* _Directive a_
Reproduce the listing line for line, from its first line through the line holding "data-point (408, 233, 410, 236)", both ends included.

* _Source extract_
-- Begin --

Skip to content

GeoJSON Conversion

gpio can convert GeoParquet files to GeoJSON format, with a focus on streaming output for vector tile generation workflows.

Overview

The gpio convert geojson command supports two modes:

  1. Streaming Mode (default): Outputs newline-delimited GeoJSON (GeoJSONSeq) to stdout, designed for piping to tools like tippecanoe
  2. File Mode: Writes a standard GeoJSON FeatureCollection to a file

Streaming to tippecanoe for PMTiles

The primary use case is generating PMTiles or MBTiles from GeoParquet data by piping to tippecanoe:

# Basic PMTiles generation
gpio convert geojson buildings.parquet | tippecanoe -P -o buildings.pmtiles

# With layer name
gpio convert geojson roads.parquet | tippecanoe -P -l roads -o roads.pmtiles

# Generate MBTiles instead
gpio convert geojson data.parquet | tippecanoe -P -o tiles.mbtiles

Why Streaming Works with tippecanoe

The streaming output includes RFC 8142 record separators by default. These special characters (\x1e) enable tippecanoe's parallel mode (-P flag), which significantly speeds up tile generation by allowing tippecanoe to process features in parallel.

-- End --

* _Task inputs_
-- Begin --

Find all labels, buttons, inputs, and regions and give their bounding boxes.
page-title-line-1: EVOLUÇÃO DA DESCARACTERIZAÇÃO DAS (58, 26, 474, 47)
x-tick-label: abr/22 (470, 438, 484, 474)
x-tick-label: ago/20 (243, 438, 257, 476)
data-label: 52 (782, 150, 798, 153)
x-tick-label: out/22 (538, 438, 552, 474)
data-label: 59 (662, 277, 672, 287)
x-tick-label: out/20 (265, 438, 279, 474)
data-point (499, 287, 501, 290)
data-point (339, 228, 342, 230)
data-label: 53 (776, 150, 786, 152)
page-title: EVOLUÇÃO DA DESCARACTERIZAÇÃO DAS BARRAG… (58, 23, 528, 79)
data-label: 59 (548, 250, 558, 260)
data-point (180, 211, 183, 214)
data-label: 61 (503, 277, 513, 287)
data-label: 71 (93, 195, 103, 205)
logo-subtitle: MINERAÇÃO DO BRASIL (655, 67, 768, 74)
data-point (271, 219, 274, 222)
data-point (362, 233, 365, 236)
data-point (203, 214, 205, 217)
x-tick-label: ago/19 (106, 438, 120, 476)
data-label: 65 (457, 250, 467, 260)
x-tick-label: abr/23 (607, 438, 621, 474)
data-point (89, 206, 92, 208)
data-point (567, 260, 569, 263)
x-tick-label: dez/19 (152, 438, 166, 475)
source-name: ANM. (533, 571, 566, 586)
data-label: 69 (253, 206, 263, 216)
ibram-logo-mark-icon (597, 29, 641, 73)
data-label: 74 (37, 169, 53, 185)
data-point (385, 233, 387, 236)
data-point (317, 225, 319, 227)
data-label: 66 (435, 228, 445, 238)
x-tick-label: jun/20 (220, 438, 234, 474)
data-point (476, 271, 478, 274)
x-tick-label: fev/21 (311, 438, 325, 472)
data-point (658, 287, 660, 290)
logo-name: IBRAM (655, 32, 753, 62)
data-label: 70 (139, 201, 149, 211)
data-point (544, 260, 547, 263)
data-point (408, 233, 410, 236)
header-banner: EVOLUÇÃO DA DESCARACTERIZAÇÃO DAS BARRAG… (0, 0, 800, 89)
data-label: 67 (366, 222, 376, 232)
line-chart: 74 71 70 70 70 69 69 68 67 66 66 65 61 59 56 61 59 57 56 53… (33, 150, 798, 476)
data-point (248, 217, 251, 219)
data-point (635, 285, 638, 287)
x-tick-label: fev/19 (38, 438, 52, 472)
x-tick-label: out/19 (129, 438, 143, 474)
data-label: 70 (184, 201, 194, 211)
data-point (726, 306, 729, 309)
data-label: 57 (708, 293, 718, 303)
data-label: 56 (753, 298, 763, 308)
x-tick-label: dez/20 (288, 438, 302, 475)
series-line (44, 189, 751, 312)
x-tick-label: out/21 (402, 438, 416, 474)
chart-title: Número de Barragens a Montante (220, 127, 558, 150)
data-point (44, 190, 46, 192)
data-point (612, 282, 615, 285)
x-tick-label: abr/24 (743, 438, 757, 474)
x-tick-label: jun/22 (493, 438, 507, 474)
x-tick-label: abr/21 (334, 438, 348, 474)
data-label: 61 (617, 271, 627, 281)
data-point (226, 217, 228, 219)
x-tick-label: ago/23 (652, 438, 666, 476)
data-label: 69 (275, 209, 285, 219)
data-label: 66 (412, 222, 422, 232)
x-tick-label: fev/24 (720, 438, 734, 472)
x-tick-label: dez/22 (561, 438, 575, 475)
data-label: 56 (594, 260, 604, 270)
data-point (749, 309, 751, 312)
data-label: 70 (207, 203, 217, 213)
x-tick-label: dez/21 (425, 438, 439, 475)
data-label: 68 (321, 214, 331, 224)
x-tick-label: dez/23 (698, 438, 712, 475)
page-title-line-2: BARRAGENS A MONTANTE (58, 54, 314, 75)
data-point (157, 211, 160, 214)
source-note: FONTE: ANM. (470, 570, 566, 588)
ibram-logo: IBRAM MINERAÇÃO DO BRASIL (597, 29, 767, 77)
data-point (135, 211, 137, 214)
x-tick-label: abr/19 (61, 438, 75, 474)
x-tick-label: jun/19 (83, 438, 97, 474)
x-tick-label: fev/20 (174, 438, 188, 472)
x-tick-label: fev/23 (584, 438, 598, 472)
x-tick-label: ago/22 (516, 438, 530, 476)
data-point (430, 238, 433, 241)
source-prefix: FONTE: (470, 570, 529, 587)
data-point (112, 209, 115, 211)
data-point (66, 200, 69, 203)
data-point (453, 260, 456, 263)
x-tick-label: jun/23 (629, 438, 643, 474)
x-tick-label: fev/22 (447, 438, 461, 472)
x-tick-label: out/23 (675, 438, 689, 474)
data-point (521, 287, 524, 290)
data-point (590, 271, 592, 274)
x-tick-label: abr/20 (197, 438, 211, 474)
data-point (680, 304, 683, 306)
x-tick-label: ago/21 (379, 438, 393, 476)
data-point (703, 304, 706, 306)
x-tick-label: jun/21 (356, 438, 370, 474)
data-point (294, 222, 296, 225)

-- End --

* _Directive b_
Extend the page on converting GeoParquet to GeoJSON with gpio, picking up after its last sentence.

* _Task answer a_
Find all labels, buttons, inputs, and regions and give their bounding boxes.
page-title-line-1: EVOLUÇÃO DA DESCARACTERIZAÇÃO DAS (58, 26, 474, 47)
x-tick-label: abr/22 (470, 438, 484, 474)
x-tick-label: ago/20 (243, 438, 257, 476)
data-label: 52 (782, 150, 798, 153)
x-tick-label: out/22 (538, 438, 552, 474)
data-label: 59 (662, 277, 672, 287)
x-tick-label: out/20 (265, 438, 279, 474)
data-point (499, 287, 501, 290)
data-point (339, 228, 342, 230)
data-label: 53 (776, 150, 786, 152)
page-title: EVOLUÇÃO DA DESCARACTERIZAÇÃO DAS BARRAG… (58, 23, 528, 79)
data-label: 59 (548, 250, 558, 260)
data-point (180, 211, 183, 214)
data-label: 61 (503, 277, 513, 287)
data-label: 71 (93, 195, 103, 205)
logo-subtitle: MINERAÇÃO DO BRASIL (655, 67, 768, 74)
data-point (271, 219, 274, 222)
data-point (362, 233, 365, 236)
data-point (203, 214, 205, 217)
x-tick-label: ago/19 (106, 438, 120, 476)
data-label: 65 (457, 250, 467, 260)
x-tick-label: abr/23 (607, 438, 621, 474)
data-point (89, 206, 92, 208)
data-point (567, 260, 569, 263)
x-tick-label: dez/19 (152, 438, 166, 475)
source-name: ANM. (533, 571, 566, 586)
data-label: 69 (253, 206, 263, 216)
ibram-logo-mark-icon (597, 29, 641, 73)
data-label: 74 (37, 169, 53, 185)
data-point (385, 233, 387, 236)
data-point (317, 225, 319, 227)
data-label: 66 (435, 228, 445, 238)
x-tick-label: jun/20 (220, 438, 234, 474)
data-point (476, 271, 478, 274)
x-tick-label: fev/21 (311, 438, 325, 472)
data-point (658, 287, 660, 290)
logo-name: IBRAM (655, 32, 753, 62)
data-label: 70 (139, 201, 149, 211)
data-point (544, 260, 547, 263)
data-point (408, 233, 410, 236)

* _Task answer b_
# The -P flag tells tippecanoe to read in parallel mode
gpio convert geojson data.parquet | tippecanoe -P -o output.pmtiles

If you're piping to a tool that doesn't support RFC 8142, disable the separators:

gpio convert geojson data.parquet --no-rs | some-other-tool

Using the gpio-pmtiles Plugin

For a simpler PMTiles workflow, install the gpio-pmtiles plugin:

pipx inject geoparquet-io gpio-pmtiles  # CLI tool
pip install gpio-pmtiles                # Python library

The plugin provides integrated PMTiles generation with better defaults and built-in CRS handling:

# Basic usage
gpio pmtiles create buildings.parquet buildings.pmtiles

# With filtering (no manual piping needed)
gpio pmtiles create data.parquet tiles.pmtiles \
  --bbox "-122.5,37.5,-122.0,38.0" \
  --where "population > 10000" \
  --include-cols name,type,height

# With CRS override (for incorrect metadata)
gpio pmtiles create data.parquet tiles.pmtiles --src-crs EPSG:3857
from gpio_pmtiles import create_pmtiles_from_geoparquet

# Basic usage
create_pmtiles_from_geoparquet(
    input_path="buildings.parquet",
    output_path="buildings.pmtiles"
)

# With filtering (no manual piping needed)
create_pmtiles_from_geoparquet(
    input_path="data.parquet",
    output_path="tiles.pmtiles",
    bbox="-122.5,37.5,-122.0,38.0",
    where="population > 10000",
    include_cols="name,type,height"
)

# With CRS override (for incorrect metadata)
create_pmtiles_from_geoparquet(
    input_path="data.parquet",
    output_path="tiles.pmtiles",
    src_crs="EPSG:3857"
)

The plugin handles the entire pipeline internally (reprojection → filtering → conversion → tippecanoe) with optimal settings. See the plugin README for details.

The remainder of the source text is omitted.